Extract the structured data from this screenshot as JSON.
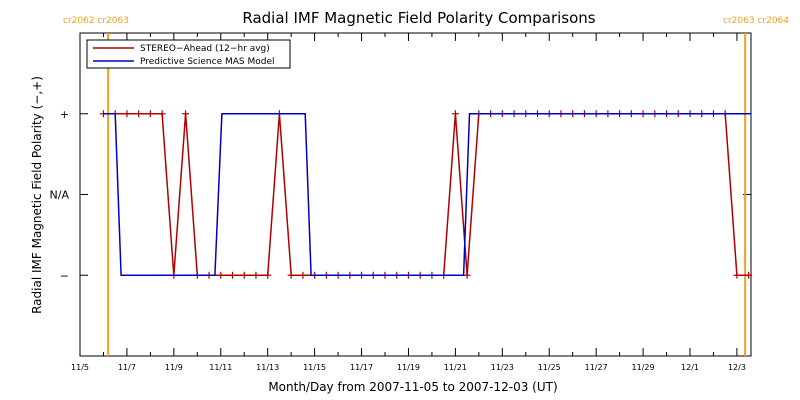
{
  "chart_data": {
    "type": "line",
    "title": "Radial IMF Magnetic Field Polarity Comparisons",
    "xlabel": "Month/Day from 2007-11-05 to 2007-12-03 (UT)",
    "ylabel": "Radial IMF Magnetic Field Polarity (−,+)",
    "x_unit": "days",
    "xlim": [
      0,
      28.6
    ],
    "ylim": [
      -2,
      2
    ],
    "x_ticks": [
      {
        "x": 0,
        "label": "11/5"
      },
      {
        "x": 2,
        "label": "11/7"
      },
      {
        "x": 4,
        "label": "11/9"
      },
      {
        "x": 6,
        "label": "11/11"
      },
      {
        "x": 8,
        "label": "11/13"
      },
      {
        "x": 10,
        "label": "11/15"
      },
      {
        "x": 12,
        "label": "11/17"
      },
      {
        "x": 14,
        "label": "11/19"
      },
      {
        "x": 16,
        "label": "11/21"
      },
      {
        "x": 18,
        "label": "11/23"
      },
      {
        "x": 20,
        "label": "11/25"
      },
      {
        "x": 22,
        "label": "11/27"
      },
      {
        "x": 24,
        "label": "11/29"
      },
      {
        "x": 26,
        "label": "12/1"
      },
      {
        "x": 28,
        "label": "12/3"
      }
    ],
    "y_ticks": [
      {
        "y": 1,
        "label": "+"
      },
      {
        "y": 0,
        "label": "N/A"
      },
      {
        "y": -1,
        "label": "−"
      }
    ],
    "vlines": [
      {
        "x": 1.2,
        "color": "#f0a020",
        "labels": [
          "cr2062",
          "cr2063"
        ],
        "label_side": "left"
      },
      {
        "x": 28.35,
        "color": "#f0a020",
        "labels": [
          "cr2063",
          "cr2064"
        ],
        "label_side": "right"
      }
    ],
    "legend_position": "top-left",
    "series": [
      {
        "name": "STEREO−Ahead (12−hr avg)",
        "color": "#b00000",
        "marker": "+",
        "points": [
          [
            1.0,
            1
          ],
          [
            1.5,
            1
          ],
          [
            2.0,
            1
          ],
          [
            2.5,
            1
          ],
          [
            3.0,
            1
          ],
          [
            3.5,
            1
          ],
          [
            4.0,
            -1
          ],
          [
            4.5,
            1
          ],
          [
            5.0,
            -1
          ],
          [
            5.5,
            -1
          ],
          [
            6.0,
            -1
          ],
          [
            6.5,
            -1
          ],
          [
            7.0,
            -1
          ],
          [
            7.5,
            -1
          ],
          [
            8.0,
            -1
          ],
          [
            8.5,
            1
          ],
          [
            9.0,
            -1
          ],
          [
            9.5,
            -1
          ],
          [
            10.0,
            -1
          ],
          [
            10.5,
            -1
          ],
          [
            11.0,
            -1
          ],
          [
            11.5,
            -1
          ],
          [
            12.0,
            -1
          ],
          [
            12.5,
            -1
          ],
          [
            13.0,
            -1
          ],
          [
            13.5,
            -1
          ],
          [
            14.0,
            -1
          ],
          [
            14.5,
            -1
          ],
          [
            15.0,
            -1
          ],
          [
            15.5,
            -1
          ],
          [
            16.0,
            1
          ],
          [
            16.5,
            -1
          ],
          [
            17.0,
            1
          ],
          [
            17.5,
            1
          ],
          [
            18.0,
            1
          ],
          [
            18.5,
            1
          ],
          [
            19.0,
            1
          ],
          [
            19.5,
            1
          ],
          [
            20.0,
            1
          ],
          [
            20.5,
            1
          ],
          [
            21.0,
            1
          ],
          [
            21.5,
            1
          ],
          [
            22.0,
            1
          ],
          [
            22.5,
            1
          ],
          [
            23.0,
            1
          ],
          [
            23.5,
            1
          ],
          [
            24.0,
            1
          ],
          [
            24.5,
            1
          ],
          [
            25.0,
            1
          ],
          [
            25.5,
            1
          ],
          [
            26.0,
            1
          ],
          [
            26.5,
            1
          ],
          [
            27.0,
            1
          ],
          [
            27.5,
            1
          ],
          [
            28.0,
            -1
          ],
          [
            28.5,
            -1
          ]
        ]
      },
      {
        "name": "Predictive Science MAS Model",
        "color": "#0000c0",
        "marker": "none",
        "points": [
          [
            1.0,
            1
          ],
          [
            1.5,
            1
          ],
          [
            1.75,
            -1
          ],
          [
            5.75,
            -1
          ],
          [
            6.05,
            1
          ],
          [
            9.6,
            1
          ],
          [
            9.85,
            -1
          ],
          [
            16.35,
            -1
          ],
          [
            16.6,
            1
          ],
          [
            28.6,
            1
          ]
        ]
      }
    ]
  }
}
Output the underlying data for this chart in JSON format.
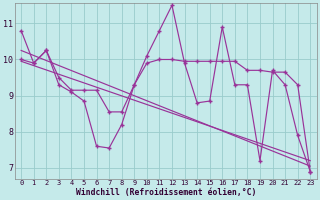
{
  "xlabel": "Windchill (Refroidissement éolien,°C)",
  "background_color": "#c5eaea",
  "line_color": "#993399",
  "grid_color": "#99cccc",
  "xlim": [
    -0.5,
    23.5
  ],
  "ylim": [
    6.7,
    11.55
  ],
  "yticks": [
    7,
    8,
    9,
    10,
    11
  ],
  "xticks": [
    0,
    1,
    2,
    3,
    4,
    5,
    6,
    7,
    8,
    9,
    10,
    11,
    12,
    13,
    14,
    15,
    16,
    17,
    18,
    19,
    20,
    21,
    22,
    23
  ],
  "zigzag_y": [
    10.8,
    9.9,
    10.25,
    9.3,
    9.1,
    8.85,
    7.6,
    7.55,
    8.2,
    9.3,
    10.1,
    10.8,
    11.5,
    9.9,
    8.8,
    8.85,
    10.9,
    9.3,
    9.3,
    7.2,
    9.7,
    9.3,
    7.9,
    6.9
  ],
  "smooth_y": [
    10.0,
    9.9,
    10.25,
    9.5,
    9.15,
    9.15,
    9.15,
    8.55,
    8.55,
    9.3,
    9.9,
    10.0,
    10.0,
    9.95,
    9.95,
    9.95,
    9.95,
    9.95,
    9.7,
    9.7,
    9.65,
    9.65,
    9.3,
    6.9
  ],
  "regline1_x": [
    0,
    23
  ],
  "regline1_y": [
    10.25,
    7.05
  ],
  "regline2_x": [
    0,
    23
  ],
  "regline2_y": [
    9.95,
    7.2
  ]
}
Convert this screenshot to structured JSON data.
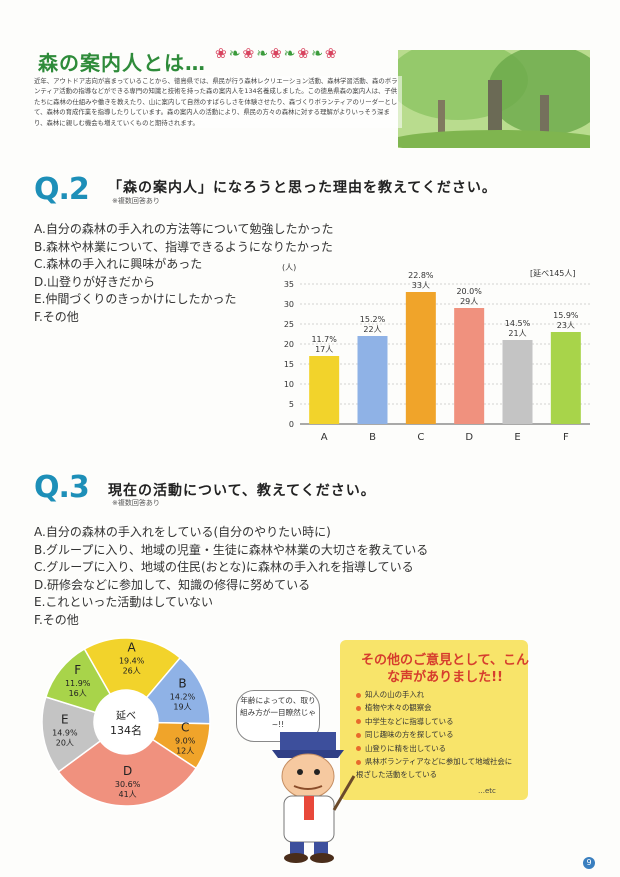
{
  "intro": {
    "title": "森の案内人とは…",
    "text": "近年、アウトドア志向が高まっていることから、徳島県では、県民が行う森林レクリエーション活動、森林学習活動、森のボランティア活動の指導などができる専門の知識と技術を持った森の案内人を134名養成しました。この徳島県森の案内人は、子供たちに森林の仕組みや働きを教えたり、山に案内して自然のすばらしさを体験させたり、森づくりボランティアのリーダーとして、森林の育成作業を指導したりしています。森の案内人の活動により、県民の方々の森林に対する理解がよりいっそう深まり、森林に親しむ機会も増えていくものと期待されます。"
  },
  "q2": {
    "number": "Q.2",
    "title": "「森の案内人」になろうと思った理由を教えてください。",
    "note": "※複数回答あり",
    "options": [
      "A.自分の森林の手入れの方法等について勉強したかった",
      "B.森林や林業について、指導できるようになりたかった",
      "C.森林の手入れに興味があった",
      "D.山登りが好きだから",
      "E.仲間づくりのきっかけにしたかった",
      "F.その他"
    ]
  },
  "q3": {
    "number": "Q.3",
    "title": "現在の活動について、教えてください。",
    "note": "※複数回答あり",
    "options": [
      "A.自分の森林の手入れをしている(自分のやりたい時に)",
      "B.グループに入り、地域の児童・生徒に森林や林業の大切さを教えている",
      "C.グループに入り、地域の住民(おとな)に森林の手入れを指導している",
      "D.研修会などに参加して、知識の修得に努めている",
      "E.これといった活動はしていない",
      "F.その他"
    ]
  },
  "chart_data": [
    {
      "type": "bar",
      "categories": [
        "A",
        "B",
        "C",
        "D",
        "E",
        "F"
      ],
      "values": [
        17,
        22,
        33,
        29,
        21,
        23
      ],
      "percent_labels": [
        "11.7%",
        "15.2%",
        "22.8%",
        "20.0%",
        "14.5%",
        "15.9%"
      ],
      "count_labels": [
        "17人",
        "22人",
        "33人",
        "29人",
        "21人",
        "23人"
      ],
      "colors": [
        "#f2d32b",
        "#8fb2e6",
        "#f0a42a",
        "#f0917e",
        "#c4c4c4",
        "#a8d44a"
      ],
      "ylabel": "(人)",
      "yticks": [
        0,
        5,
        10,
        15,
        20,
        25,
        30,
        35
      ],
      "ylim": [
        0,
        35
      ],
      "total_label": "[延べ145人]",
      "grid": true
    },
    {
      "type": "pie",
      "categories": [
        "A",
        "B",
        "C",
        "D",
        "E",
        "F"
      ],
      "values": [
        26,
        19,
        12,
        41,
        20,
        16
      ],
      "percent_labels": [
        "19.4%",
        "14.2%",
        "9.0%",
        "30.6%",
        "14.9%",
        "11.9%"
      ],
      "count_labels": [
        "26人",
        "19人",
        "12人",
        "41人",
        "20人",
        "16人"
      ],
      "colors": [
        "#f2d32b",
        "#8fb2e6",
        "#f0a42a",
        "#f0917e",
        "#c4c4c4",
        "#a8d44a"
      ],
      "center_label": [
        "延べ",
        "134名"
      ]
    }
  ],
  "callout": {
    "title": "その他のご意見として、こんな声がありました!!",
    "items": [
      "知人の山の手入れ",
      "植物や木々の観察会",
      "中学生などに指導している",
      "同じ趣味の方を探している",
      "山登りに精を出している",
      "県林ボランティアなどに参加して地域社会に根ざした活動をしている"
    ],
    "etc": "…etc"
  },
  "speech": "年齢によっての、取り組み方が一目瞭然じゃ~!!",
  "page_number": "9"
}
◆ ◆ ◆ ◆ ◆ ◆ ◆
WORK TO DO: Pull out all lines containing the word "Polarity" from the entries above.

RESPONSE TO THIS EXERCISE:
    "title": "Radial IMF Magnetic Field Polarity Comparisons",
    "ylabel": "Radial IMF Magnetic Field Polarity (−,+)",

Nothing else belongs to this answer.